Figure content listings
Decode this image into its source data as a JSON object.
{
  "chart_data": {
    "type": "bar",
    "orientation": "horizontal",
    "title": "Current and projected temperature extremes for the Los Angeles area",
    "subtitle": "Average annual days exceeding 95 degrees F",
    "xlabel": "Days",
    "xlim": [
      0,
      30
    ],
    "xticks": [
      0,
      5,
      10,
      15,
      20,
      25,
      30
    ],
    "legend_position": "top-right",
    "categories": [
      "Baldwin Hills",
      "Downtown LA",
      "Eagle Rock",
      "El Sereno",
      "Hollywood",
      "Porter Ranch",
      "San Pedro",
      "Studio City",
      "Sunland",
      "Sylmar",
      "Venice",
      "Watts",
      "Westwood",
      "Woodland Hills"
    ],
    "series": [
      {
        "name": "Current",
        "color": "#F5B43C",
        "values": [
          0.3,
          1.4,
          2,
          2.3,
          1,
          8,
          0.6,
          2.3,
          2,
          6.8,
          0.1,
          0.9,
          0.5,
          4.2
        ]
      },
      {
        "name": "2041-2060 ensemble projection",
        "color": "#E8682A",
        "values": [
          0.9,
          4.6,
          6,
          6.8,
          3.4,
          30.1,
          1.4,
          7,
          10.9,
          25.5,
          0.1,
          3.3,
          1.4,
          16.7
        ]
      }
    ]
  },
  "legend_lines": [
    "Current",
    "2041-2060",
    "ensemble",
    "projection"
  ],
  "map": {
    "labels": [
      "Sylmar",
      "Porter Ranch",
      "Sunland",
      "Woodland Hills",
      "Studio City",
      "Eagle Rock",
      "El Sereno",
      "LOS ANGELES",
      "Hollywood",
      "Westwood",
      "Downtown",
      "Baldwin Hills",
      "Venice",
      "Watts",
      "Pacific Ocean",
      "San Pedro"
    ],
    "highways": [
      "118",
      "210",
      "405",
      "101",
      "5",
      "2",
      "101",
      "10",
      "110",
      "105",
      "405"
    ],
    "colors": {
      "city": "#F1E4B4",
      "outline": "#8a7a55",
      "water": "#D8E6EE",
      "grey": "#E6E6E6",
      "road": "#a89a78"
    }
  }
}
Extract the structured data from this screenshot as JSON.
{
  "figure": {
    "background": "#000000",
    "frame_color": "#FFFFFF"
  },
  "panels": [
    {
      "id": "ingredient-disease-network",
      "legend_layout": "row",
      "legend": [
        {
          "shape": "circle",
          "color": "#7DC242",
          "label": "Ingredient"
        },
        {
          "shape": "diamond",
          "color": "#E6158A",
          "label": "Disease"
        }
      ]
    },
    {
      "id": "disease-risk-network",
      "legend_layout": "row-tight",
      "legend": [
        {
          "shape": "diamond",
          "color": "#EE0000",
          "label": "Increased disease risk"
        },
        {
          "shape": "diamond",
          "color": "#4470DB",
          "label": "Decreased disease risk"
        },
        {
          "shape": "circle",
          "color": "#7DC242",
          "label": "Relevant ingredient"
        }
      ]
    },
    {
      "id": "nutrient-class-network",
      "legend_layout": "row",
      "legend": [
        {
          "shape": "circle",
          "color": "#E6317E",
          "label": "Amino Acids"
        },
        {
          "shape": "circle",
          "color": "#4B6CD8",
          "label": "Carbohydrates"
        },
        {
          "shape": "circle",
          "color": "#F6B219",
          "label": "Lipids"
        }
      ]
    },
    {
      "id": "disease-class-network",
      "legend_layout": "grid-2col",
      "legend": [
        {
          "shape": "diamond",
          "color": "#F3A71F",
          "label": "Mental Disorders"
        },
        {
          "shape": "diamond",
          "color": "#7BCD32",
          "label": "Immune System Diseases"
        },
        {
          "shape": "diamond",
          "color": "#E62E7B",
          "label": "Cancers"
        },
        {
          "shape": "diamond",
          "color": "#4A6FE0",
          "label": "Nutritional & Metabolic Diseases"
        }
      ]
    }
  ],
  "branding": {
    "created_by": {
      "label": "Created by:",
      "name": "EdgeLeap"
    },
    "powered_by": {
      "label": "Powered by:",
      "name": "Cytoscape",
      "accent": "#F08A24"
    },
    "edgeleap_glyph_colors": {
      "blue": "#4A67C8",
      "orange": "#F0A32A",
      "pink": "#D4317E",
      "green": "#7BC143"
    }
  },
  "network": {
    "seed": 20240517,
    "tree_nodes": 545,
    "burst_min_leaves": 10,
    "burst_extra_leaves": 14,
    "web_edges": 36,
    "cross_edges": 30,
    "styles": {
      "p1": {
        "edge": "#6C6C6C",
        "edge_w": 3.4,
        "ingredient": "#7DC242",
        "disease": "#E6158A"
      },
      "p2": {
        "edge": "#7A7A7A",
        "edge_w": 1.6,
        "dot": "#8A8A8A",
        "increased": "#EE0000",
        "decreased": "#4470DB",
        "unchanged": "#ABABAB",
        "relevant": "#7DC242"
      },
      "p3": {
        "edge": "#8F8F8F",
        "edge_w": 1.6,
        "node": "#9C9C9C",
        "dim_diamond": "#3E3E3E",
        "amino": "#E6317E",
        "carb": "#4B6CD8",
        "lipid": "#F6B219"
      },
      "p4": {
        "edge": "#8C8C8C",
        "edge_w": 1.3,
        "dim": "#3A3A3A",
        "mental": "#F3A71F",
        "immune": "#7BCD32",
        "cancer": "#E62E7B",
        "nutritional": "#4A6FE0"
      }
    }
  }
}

* DIRECTIONS
Could you quote the material above in full, exactly as it stands?

* FINISHED ANSWER
Decode this image into its source data as a JSON object.
{
  "chart_data": {
    "type": "bar",
    "orientation": "horizontal",
    "title": "Current and projected temperature extremes for the Los Angeles area",
    "subtitle": "Average annual days exceeding 95 degrees F",
    "xlabel": "Days",
    "xlim": [
      0,
      30
    ],
    "xticks": [
      0,
      5,
      10,
      15,
      20,
      25,
      30
    ],
    "legend_position": "top-right",
    "categories": [
      "Baldwin Hills",
      "Downtown LA",
      "Eagle Rock",
      "El Sereno",
      "Hollywood",
      "Porter Ranch",
      "San Pedro",
      "Studio City",
      "Sunland",
      "Sylmar",
      "Venice",
      "Watts",
      "Westwood",
      "Woodland Hills"
    ],
    "series": [
      {
        "name": "Current",
        "color": "#F5B43C",
        "values": [
          0.3,
          1.4,
          2,
          2.3,
          1,
          8,
          0.6,
          2.3,
          2,
          6.8,
          0.1,
          0.9,
          0.5,
          4.2
        ]
      },
      {
        "name": "2041-2060 ensemble projection",
        "color": "#E8682A",
        "values": [
          0.9,
          4.6,
          6,
          6.8,
          3.4,
          30.1,
          1.4,
          7,
          10.9,
          25.5,
          0.1,
          3.3,
          1.4,
          16.7
        ]
      }
    ]
  },
  "legend_lines": [
    "Current",
    "2041-2060",
    "ensemble",
    "projection"
  ],
  "map": {
    "labels": [
      "Sylmar",
      "Porter Ranch",
      "Sunland",
      "Woodland Hills",
      "Studio City",
      "Eagle Rock",
      "El Sereno",
      "LOS ANGELES",
      "Hollywood",
      "Westwood",
      "Downtown",
      "Baldwin Hills",
      "Venice",
      "Watts",
      "Pacific Ocean",
      "San Pedro"
    ],
    "highways": [
      "118",
      "210",
      "405",
      "101",
      "5",
      "2",
      "101",
      "10",
      "110",
      "105",
      "405"
    ],
    "colors": {
      "city": "#F1E4B4",
      "outline": "#8a7a55",
      "water": "#D8E6EE",
      "grey": "#E6E6E6",
      "road": "#a89a78"
    }
  }
}
Extract the structured data from this screenshot as JSON.
{
  "figure": {
    "background": "#000000",
    "frame_color": "#FFFFFF"
  },
  "panels": [
    {
      "id": "ingredient-disease-network",
      "legend_layout": "row",
      "legend": [
        {
          "shape": "circle",
          "color": "#7DC242",
          "label": "Ingredient"
        },
        {
          "shape": "diamond",
          "color": "#E6158A",
          "label": "Disease"
        }
      ]
    },
    {
      "id": "disease-risk-network",
      "legend_layout": "row-tight",
      "legend": [
        {
          "shape": "diamond",
          "color": "#EE0000",
          "label": "Increased disease risk"
        },
        {
          "shape": "diamond",
          "color": "#4470DB",
          "label": "Decreased disease risk"
        },
        {
          "shape": "circle",
          "color": "#7DC242",
          "label": "Relevant ingredient"
        }
      ]
    },
    {
      "id": "nutrient-class-network",
      "legend_layout": "row",
      "legend": [
        {
          "shape": "circle",
          "color": "#E6317E",
          "label": "Amino Acids"
        },
        {
          "shape": "circle",
          "color": "#4B6CD8",
          "label": "Carbohydrates"
        },
        {
          "shape": "circle",
          "color": "#F6B219",
          "label": "Lipids"
        }
      ]
    },
    {
      "id": "disease-class-network",
      "legend_layout": "grid-2col",
      "legend": [
        {
          "shape": "diamond",
          "color": "#F3A71F",
          "label": "Mental Disorders"
        },
        {
          "shape": "diamond",
          "color": "#7BCD32",
          "label": "Immune System Diseases"
        },
        {
          "shape": "diamond",
          "color": "#E62E7B",
          "label": "Cancers"
        },
        {
          "shape": "diamond",
          "color": "#4A6FE0",
          "label": "Nutritional & Metabolic Diseases"
        }
      ]
    }
  ],
  "branding": {
    "created_by": {
      "label": "Created by:",
      "name": "EdgeLeap"
    },
    "powered_by": {
      "label": "Powered by:",
      "name": "Cytoscape",
      "accent": "#F08A24"
    },
    "edgeleap_glyph_colors": {
      "blue": "#4A67C8",
      "orange": "#F0A32A",
      "pink": "#D4317E",
      "green": "#7BC143"
    }
  },
  "network": {
    "seed": 20240517,
    "tree_nodes": 545,
    "burst_min_leaves": 10,
    "burst_extra_leaves": 14,
    "web_edges": 36,
    "cross_edges": 30,
    "styles": {
      "p1": {
        "edge": "#6C6C6C",
        "edge_w": 3.4,
        "ingredient": "#7DC242",
        "disease": "#E6158A"
      },
      "p2": {
        "edge": "#7A7A7A",
        "edge_w": 1.6,
        "dot": "#8A8A8A",
        "increased": "#EE0000",
        "decreased": "#4470DB",
        "unchanged": "#ABABAB",
        "relevant": "#7DC242"
      },
      "p3": {
        "edge": "#8F8F8F",
        "edge_w": 1.6,
        "node": "#9C9C9C",
        "dim_diamond": "#3E3E3E",
        "amino": "#E6317E",
        "carb": "#4B6CD8",
        "lipid": "#F6B219"
      },
      "p4": {
        "edge": "#8C8C8C",
        "edge_w": 1.3,
        "dim": "#3A3A3A",
        "mental": "#F3A71F",
        "immune": "#7BCD32",
        "cancer": "#E62E7B",
        "nutritional": "#4A6FE0"
      }
    }
  }
}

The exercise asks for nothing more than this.